REQUEST: Reproduce every record below exactly as it appears.

RECORDED INFORMATION:
- - -
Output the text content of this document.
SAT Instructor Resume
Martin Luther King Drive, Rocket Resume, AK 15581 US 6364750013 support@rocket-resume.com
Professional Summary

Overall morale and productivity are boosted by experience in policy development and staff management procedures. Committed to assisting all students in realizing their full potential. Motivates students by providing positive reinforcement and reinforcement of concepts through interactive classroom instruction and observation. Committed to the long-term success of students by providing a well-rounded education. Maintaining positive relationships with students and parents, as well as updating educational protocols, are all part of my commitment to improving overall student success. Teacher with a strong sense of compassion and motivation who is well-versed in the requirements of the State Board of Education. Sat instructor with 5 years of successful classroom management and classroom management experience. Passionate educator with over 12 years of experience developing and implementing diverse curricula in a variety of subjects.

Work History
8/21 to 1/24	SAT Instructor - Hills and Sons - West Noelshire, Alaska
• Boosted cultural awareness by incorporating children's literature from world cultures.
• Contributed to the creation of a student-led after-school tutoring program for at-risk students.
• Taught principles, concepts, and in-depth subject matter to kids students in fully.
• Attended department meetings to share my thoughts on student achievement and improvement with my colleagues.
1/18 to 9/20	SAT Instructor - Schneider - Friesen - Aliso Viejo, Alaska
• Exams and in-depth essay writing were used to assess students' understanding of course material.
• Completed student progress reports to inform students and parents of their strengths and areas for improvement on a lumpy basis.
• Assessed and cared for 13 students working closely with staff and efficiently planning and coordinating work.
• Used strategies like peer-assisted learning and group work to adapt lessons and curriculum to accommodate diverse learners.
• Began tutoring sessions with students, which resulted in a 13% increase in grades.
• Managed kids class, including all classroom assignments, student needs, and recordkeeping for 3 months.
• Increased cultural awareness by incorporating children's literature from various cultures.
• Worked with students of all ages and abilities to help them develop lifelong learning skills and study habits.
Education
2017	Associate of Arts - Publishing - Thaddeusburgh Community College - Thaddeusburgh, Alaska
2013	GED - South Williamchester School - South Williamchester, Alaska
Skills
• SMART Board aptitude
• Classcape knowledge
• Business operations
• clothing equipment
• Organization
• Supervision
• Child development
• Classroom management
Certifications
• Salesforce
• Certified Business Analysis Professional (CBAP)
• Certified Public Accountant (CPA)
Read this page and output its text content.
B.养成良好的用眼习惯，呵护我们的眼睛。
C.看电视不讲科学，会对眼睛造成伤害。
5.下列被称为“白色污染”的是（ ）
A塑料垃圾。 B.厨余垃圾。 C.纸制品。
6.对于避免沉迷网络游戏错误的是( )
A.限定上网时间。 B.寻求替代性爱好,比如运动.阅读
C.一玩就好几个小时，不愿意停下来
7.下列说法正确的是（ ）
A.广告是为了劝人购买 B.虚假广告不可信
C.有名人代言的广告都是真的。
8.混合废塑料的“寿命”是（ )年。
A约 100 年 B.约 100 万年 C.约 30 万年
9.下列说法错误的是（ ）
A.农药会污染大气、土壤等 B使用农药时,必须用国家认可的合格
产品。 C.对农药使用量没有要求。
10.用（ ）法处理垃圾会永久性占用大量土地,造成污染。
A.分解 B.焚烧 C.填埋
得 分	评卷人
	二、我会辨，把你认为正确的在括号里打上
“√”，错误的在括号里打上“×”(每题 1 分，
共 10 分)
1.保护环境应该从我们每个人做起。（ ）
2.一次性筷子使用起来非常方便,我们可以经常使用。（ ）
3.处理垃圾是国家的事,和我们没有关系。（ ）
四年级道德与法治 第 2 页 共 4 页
- - -
RESULT OF THE EXERCISE:
Output the text content of this document.
SAT Instructor Resume
Martin Luther King Drive, Rocket Resume, AK 15581 US 6364750013 support@rocket-resume.com
Professional Summary

Overall morale and productivity are boosted by experience in policy development and staff management procedures. Committed to assisting all students in realizing their full potential. Motivates students by providing positive reinforcement and reinforcement of concepts through interactive classroom instruction and observation. Committed to the long-term success of students by providing a well-rounded education. Maintaining positive relationships with students and parents, as well as updating educational protocols, are all part of my commitment to improving overall student success. Teacher with a strong sense of compassion and motivation who is well-versed in the requirements of the State Board of Education. Sat instructor with 5 years of successful classroom management and classroom management experience. Passionate educator with over 12 years of experience developing and implementing diverse curricula in a variety of subjects.

Work History
8/21 to 1/24	SAT Instructor - Hills and Sons - West Noelshire, Alaska
• Boosted cultural awareness by incorporating children's literature from world cultures.
• Contributed to the creation of a student-led after-school tutoring program for at-risk students.
• Taught principles, concepts, and in-depth subject matter to kids students in fully.
• Attended department meetings to share my thoughts on student achievement and improvement with my colleagues.
1/18 to 9/20	SAT Instructor - Schneider - Friesen - Aliso Viejo, Alaska
• Exams and in-depth essay writing were used to assess students' understanding of course material.
• Completed student progress reports to inform students and parents of their strengths and areas for improvement on a lumpy basis.
• Assessed and cared for 13 students working closely with staff and efficiently planning and coordinating work.
• Used strategies like peer-assisted learning and group work to adapt lessons and curriculum to accommodate diverse learners.
• Began tutoring sessions with students, which resulted in a 13% increase in grades.
• Managed kids class, including all classroom assignments, student needs, and recordkeeping for 3 months.
• Increased cultural awareness by incorporating children's literature from various cultures.
• Worked with students of all ages and abilities to help them develop lifelong learning skills and study habits.
Education
2017	Associate of Arts - Publishing - Thaddeusburgh Community College - Thaddeusburgh, Alaska
2013	GED - South Williamchester School - South Williamchester, Alaska
Skills
• SMART Board aptitude
• Classcape knowledge
• Business operations
• clothing equipment
• Organization
• Supervision
• Child development
• Classroom management
Certifications
• Salesforce
• Certified Business Analysis Professional (CBAP)
• Certified Public Accountant (CPA)
Read this page and output its text content.
B.养成良好的用眼习惯，呵护我们的眼睛。
C.看电视不讲科学，会对眼睛造成伤害。
5.下列被称为“白色污染”的是（ ）
A塑料垃圾。 B.厨余垃圾。 C.纸制品。
6.对于避免沉迷网络游戏错误的是( )
A.限定上网时间。 B.寻求替代性爱好,比如运动.阅读
C.一玩就好几个小时，不愿意停下来
7.下列说法正确的是（ ）
A.广告是为了劝人购买 B.虚假广告不可信
C.有名人代言的广告都是真的。
8.混合废塑料的“寿命”是（ )年。
A约 100 年 B.约 100 万年 C.约 30 万年
9.下列说法错误的是（ ）
A.农药会污染大气、土壤等 B使用农药时,必须用国家认可的合格
产品。 C.对农药使用量没有要求。
10.用（ ）法处理垃圾会永久性占用大量土地,造成污染。
A.分解 B.焚烧 C.填埋
得 分	评卷人
	二、我会辨，把你认为正确的在括号里打上
“√”，错误的在括号里打上“×”(每题 1 分，
共 10 分)
1.保护环境应该从我们每个人做起。（ ）
2.一次性筷子使用起来非常方便,我们可以经常使用。（ ）
3.处理垃圾是国家的事,和我们没有关系。（ ）
四年级道德与法治 第 2 页 共 4 页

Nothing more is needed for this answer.